* [AIM] Print every line of the entries below word for word, leaving out the pictures.

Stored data
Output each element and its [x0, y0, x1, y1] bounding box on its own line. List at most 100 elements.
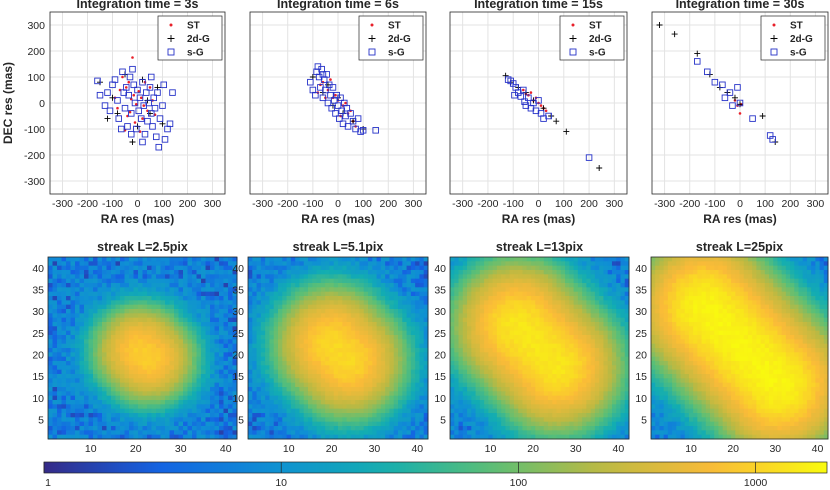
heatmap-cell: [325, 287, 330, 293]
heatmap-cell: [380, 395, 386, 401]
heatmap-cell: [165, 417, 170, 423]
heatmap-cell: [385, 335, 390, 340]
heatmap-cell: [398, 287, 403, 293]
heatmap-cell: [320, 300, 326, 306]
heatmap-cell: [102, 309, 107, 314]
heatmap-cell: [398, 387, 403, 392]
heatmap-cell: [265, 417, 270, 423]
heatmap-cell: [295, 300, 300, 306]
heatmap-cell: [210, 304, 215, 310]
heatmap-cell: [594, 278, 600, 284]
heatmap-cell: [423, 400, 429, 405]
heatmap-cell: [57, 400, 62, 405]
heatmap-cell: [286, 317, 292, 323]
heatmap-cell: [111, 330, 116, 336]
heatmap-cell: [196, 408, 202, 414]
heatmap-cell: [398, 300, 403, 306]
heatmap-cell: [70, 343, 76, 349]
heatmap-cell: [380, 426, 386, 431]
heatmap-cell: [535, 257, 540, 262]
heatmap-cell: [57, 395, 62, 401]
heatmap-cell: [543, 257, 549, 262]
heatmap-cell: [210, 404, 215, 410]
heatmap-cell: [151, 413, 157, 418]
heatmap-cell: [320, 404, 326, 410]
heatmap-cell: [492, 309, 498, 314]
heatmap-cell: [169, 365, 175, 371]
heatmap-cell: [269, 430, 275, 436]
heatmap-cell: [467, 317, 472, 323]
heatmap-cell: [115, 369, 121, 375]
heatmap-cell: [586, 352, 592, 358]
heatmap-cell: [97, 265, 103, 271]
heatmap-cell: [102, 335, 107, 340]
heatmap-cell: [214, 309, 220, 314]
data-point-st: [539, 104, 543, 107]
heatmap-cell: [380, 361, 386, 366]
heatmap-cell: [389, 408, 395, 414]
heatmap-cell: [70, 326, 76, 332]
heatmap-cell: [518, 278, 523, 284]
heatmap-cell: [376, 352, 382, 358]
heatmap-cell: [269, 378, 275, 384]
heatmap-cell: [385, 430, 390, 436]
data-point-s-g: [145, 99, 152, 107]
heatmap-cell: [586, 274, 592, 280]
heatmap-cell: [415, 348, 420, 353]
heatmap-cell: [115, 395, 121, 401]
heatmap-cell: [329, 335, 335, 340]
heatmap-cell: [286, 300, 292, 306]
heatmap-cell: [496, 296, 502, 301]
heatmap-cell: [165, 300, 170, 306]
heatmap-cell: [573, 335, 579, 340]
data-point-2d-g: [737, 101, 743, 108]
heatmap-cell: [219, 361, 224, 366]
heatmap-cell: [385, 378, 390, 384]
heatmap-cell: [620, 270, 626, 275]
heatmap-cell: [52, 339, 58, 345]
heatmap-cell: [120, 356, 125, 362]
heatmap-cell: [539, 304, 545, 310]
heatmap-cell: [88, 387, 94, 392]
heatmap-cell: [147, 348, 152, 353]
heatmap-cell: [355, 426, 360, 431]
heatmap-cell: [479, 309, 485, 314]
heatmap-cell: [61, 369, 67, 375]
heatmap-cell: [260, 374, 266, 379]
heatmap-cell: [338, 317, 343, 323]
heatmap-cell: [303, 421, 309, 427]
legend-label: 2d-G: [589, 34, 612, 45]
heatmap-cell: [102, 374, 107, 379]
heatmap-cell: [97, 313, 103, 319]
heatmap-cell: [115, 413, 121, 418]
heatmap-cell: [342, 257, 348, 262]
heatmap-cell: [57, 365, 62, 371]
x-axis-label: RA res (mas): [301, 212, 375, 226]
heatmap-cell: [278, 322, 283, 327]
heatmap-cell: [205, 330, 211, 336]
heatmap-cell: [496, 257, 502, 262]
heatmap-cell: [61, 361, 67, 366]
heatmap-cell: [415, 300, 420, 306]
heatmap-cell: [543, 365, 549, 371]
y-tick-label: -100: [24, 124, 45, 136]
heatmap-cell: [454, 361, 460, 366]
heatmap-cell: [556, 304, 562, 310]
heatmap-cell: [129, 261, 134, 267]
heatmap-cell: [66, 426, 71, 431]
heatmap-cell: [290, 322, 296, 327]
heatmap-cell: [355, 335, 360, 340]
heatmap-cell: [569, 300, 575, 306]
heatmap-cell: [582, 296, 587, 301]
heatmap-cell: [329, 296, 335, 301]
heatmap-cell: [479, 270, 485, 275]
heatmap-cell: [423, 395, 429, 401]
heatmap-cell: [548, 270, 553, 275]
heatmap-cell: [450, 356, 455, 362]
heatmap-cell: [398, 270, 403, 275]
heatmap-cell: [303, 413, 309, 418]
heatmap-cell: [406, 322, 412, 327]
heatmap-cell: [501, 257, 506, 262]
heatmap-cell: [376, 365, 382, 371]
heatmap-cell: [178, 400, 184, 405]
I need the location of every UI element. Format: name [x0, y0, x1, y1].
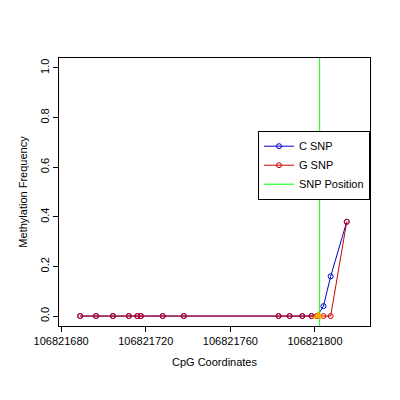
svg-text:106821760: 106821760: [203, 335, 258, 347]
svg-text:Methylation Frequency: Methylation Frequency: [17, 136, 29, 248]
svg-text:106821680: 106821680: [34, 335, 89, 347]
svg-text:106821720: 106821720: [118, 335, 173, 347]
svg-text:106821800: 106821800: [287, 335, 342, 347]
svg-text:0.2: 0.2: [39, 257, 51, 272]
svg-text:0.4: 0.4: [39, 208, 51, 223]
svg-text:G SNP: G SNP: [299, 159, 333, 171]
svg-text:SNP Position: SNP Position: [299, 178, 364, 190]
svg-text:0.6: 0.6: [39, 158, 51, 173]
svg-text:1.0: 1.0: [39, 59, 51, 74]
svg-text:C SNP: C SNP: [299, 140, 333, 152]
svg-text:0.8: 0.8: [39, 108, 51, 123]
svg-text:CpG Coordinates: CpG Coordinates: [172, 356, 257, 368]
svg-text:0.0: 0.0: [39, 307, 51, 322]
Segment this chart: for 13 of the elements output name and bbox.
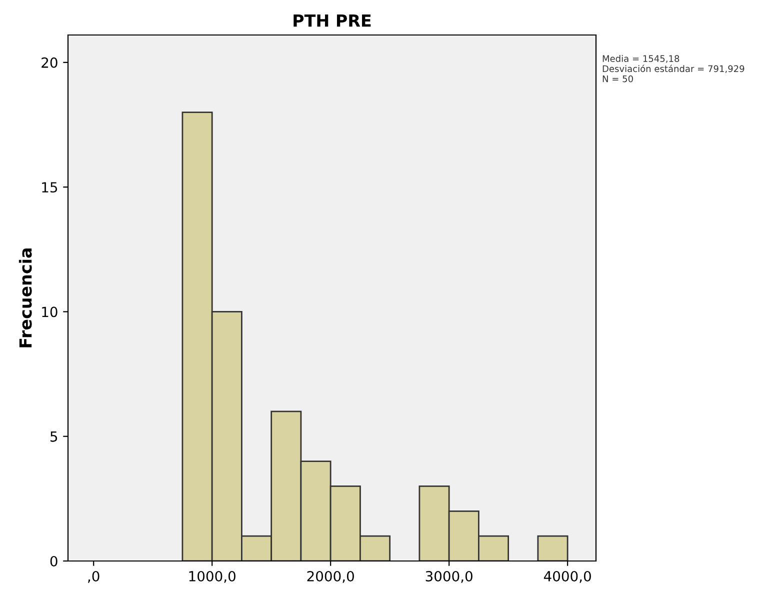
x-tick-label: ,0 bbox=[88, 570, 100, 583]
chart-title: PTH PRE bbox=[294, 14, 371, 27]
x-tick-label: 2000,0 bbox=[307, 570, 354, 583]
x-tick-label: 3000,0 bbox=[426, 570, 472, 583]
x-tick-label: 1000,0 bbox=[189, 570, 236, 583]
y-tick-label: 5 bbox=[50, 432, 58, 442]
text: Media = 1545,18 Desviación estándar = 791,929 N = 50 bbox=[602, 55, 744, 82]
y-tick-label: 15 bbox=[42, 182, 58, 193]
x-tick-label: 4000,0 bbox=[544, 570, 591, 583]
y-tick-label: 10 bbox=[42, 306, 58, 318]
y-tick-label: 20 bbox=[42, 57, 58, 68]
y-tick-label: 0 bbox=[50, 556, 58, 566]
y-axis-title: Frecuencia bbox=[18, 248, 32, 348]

* [ANSWER TO THE EXERCISE]
Output each element and its [x0, y0, x1, y1] bounding box on its own line. List at most 100 elements.
heatmap-cell: [325, 287, 330, 293]
heatmap-cell: [380, 395, 386, 401]
heatmap-cell: [165, 417, 170, 423]
heatmap-cell: [385, 335, 390, 340]
heatmap-cell: [398, 287, 403, 293]
heatmap-cell: [320, 300, 326, 306]
heatmap-cell: [102, 309, 107, 314]
heatmap-cell: [398, 387, 403, 392]
heatmap-cell: [265, 417, 270, 423]
heatmap-cell: [295, 300, 300, 306]
heatmap-cell: [210, 304, 215, 310]
heatmap-cell: [594, 278, 600, 284]
heatmap-cell: [423, 400, 429, 405]
heatmap-cell: [57, 400, 62, 405]
heatmap-cell: [286, 317, 292, 323]
heatmap-cell: [111, 330, 116, 336]
heatmap-cell: [196, 408, 202, 414]
heatmap-cell: [398, 300, 403, 306]
heatmap-cell: [70, 343, 76, 349]
heatmap-cell: [380, 426, 386, 431]
heatmap-cell: [535, 257, 540, 262]
heatmap-cell: [57, 395, 62, 401]
heatmap-cell: [543, 257, 549, 262]
heatmap-cell: [210, 404, 215, 410]
heatmap-cell: [151, 413, 157, 418]
heatmap-cell: [320, 404, 326, 410]
heatmap-cell: [492, 309, 498, 314]
heatmap-cell: [169, 365, 175, 371]
heatmap-cell: [269, 430, 275, 436]
heatmap-cell: [467, 317, 472, 323]
heatmap-cell: [115, 369, 121, 375]
heatmap-cell: [586, 352, 592, 358]
heatmap-cell: [97, 265, 103, 271]
heatmap-cell: [102, 335, 107, 340]
heatmap-cell: [214, 309, 220, 314]
data-point-st: [539, 104, 543, 107]
heatmap-cell: [380, 361, 386, 366]
heatmap-cell: [389, 408, 395, 414]
heatmap-cell: [70, 326, 76, 332]
heatmap-cell: [518, 278, 523, 284]
heatmap-cell: [376, 352, 382, 358]
heatmap-cell: [269, 378, 275, 384]
heatmap-cell: [385, 430, 390, 436]
data-point-s-g: [145, 99, 152, 107]
heatmap-cell: [586, 274, 592, 280]
heatmap-cell: [415, 348, 420, 353]
heatmap-cell: [115, 395, 121, 401]
heatmap-cell: [329, 335, 335, 340]
heatmap-cell: [286, 300, 292, 306]
heatmap-cell: [496, 296, 502, 301]
heatmap-cell: [165, 300, 170, 306]
heatmap-cell: [573, 335, 579, 340]
data-point-2d-g: [737, 101, 743, 108]
heatmap-cell: [219, 361, 224, 366]
heatmap-cell: [385, 378, 390, 384]
heatmap-cell: [620, 270, 626, 275]
heatmap-cell: [52, 339, 58, 345]
heatmap-cell: [120, 356, 125, 362]
heatmap-cell: [539, 304, 545, 310]
heatmap-cell: [88, 387, 94, 392]
heatmap-cell: [147, 348, 152, 353]
heatmap-cell: [355, 426, 360, 431]
heatmap-cell: [479, 309, 485, 314]
heatmap-cell: [61, 369, 67, 375]
heatmap-cell: [260, 374, 266, 379]
heatmap-cell: [338, 317, 343, 323]
heatmap-cell: [303, 421, 309, 427]
legend-label: 2d-G: [589, 34, 612, 45]
heatmap-cell: [102, 374, 107, 379]
heatmap-cell: [97, 313, 103, 319]
heatmap-cell: [115, 413, 121, 418]
heatmap-cell: [342, 257, 348, 262]
heatmap-cell: [57, 365, 62, 371]
x-axis-label: RA res (mas): [301, 212, 375, 226]
heatmap-cell: [278, 322, 283, 327]
heatmap-cell: [205, 330, 211, 336]
heatmap-cell: [496, 257, 502, 262]
heatmap-cell: [61, 361, 67, 366]
heatmap-cell: [415, 300, 420, 306]
heatmap-cell: [543, 365, 549, 371]
y-tick-label: -100: [24, 124, 45, 136]
heatmap-cell: [454, 361, 460, 366]
heatmap-cell: [556, 304, 562, 310]
heatmap-cell: [129, 261, 134, 267]
heatmap-cell: [66, 426, 71, 431]
heatmap-cell: [290, 322, 296, 327]
heatmap-cell: [355, 335, 360, 340]
heatmap-cell: [569, 300, 575, 306]
heatmap-cell: [582, 296, 587, 301]
heatmap-cell: [329, 296, 335, 301]
heatmap-cell: [479, 270, 485, 275]
heatmap-cell: [423, 395, 429, 401]
heatmap-cell: [548, 270, 553, 275]
heatmap-cell: [450, 356, 455, 362]
heatmap-cell: [398, 270, 403, 275]
heatmap-cell: [303, 413, 309, 418]
heatmap-cell: [406, 322, 412, 327]
heatmap-cell: [501, 257, 506, 262]
heatmap-cell: [376, 365, 382, 371]
heatmap-cell: [178, 400, 184, 405]
I need the location of every UI element. Format: name [x0, y0, x1, y1].
svg-text:106821760: 106821760: [203, 335, 258, 347]
svg-text:Methylation Frequency: Methylation Frequency: [17, 136, 29, 248]
svg-text:106821680: 106821680: [34, 335, 89, 347]
svg-text:106821720: 106821720: [118, 335, 173, 347]
svg-text:106821800: 106821800: [287, 335, 342, 347]
svg-text:0.2: 0.2: [39, 257, 51, 272]
svg-text:0.4: 0.4: [39, 208, 51, 223]
svg-text:G SNP: G SNP: [299, 159, 333, 171]
svg-text:SNP Position: SNP Position: [299, 178, 364, 190]
svg-text:0.6: 0.6: [39, 158, 51, 173]
svg-text:1.0: 1.0: [39, 59, 51, 74]
svg-text:C SNP: C SNP: [299, 140, 333, 152]
svg-text:0.8: 0.8: [39, 108, 51, 123]
svg-text:CpG Coordinates: CpG Coordinates: [172, 356, 257, 368]
svg-text:0.0: 0.0: [39, 307, 51, 322]
Segment this chart: for 13 of the elements output name and bbox.
x-tick-label: ,0 bbox=[88, 570, 100, 583]
chart-title: PTH PRE bbox=[294, 14, 371, 27]
x-tick-label: 2000,0 bbox=[307, 570, 354, 583]
x-tick-label: 3000,0 bbox=[426, 570, 472, 583]
x-tick-label: 1000,0 bbox=[189, 570, 236, 583]
y-tick-label: 5 bbox=[50, 432, 58, 442]
text: Media = 1545,18 Desviación estándar = 791,929 N = 50 bbox=[602, 55, 744, 82]
y-tick-label: 15 bbox=[42, 182, 58, 193]
x-tick-label: 4000,0 bbox=[544, 570, 591, 583]
y-tick-label: 10 bbox=[42, 306, 58, 318]
y-tick-label: 20 bbox=[42, 57, 58, 68]
y-tick-label: 0 bbox=[50, 556, 58, 566]
y-axis-title: Frecuencia bbox=[18, 248, 32, 348]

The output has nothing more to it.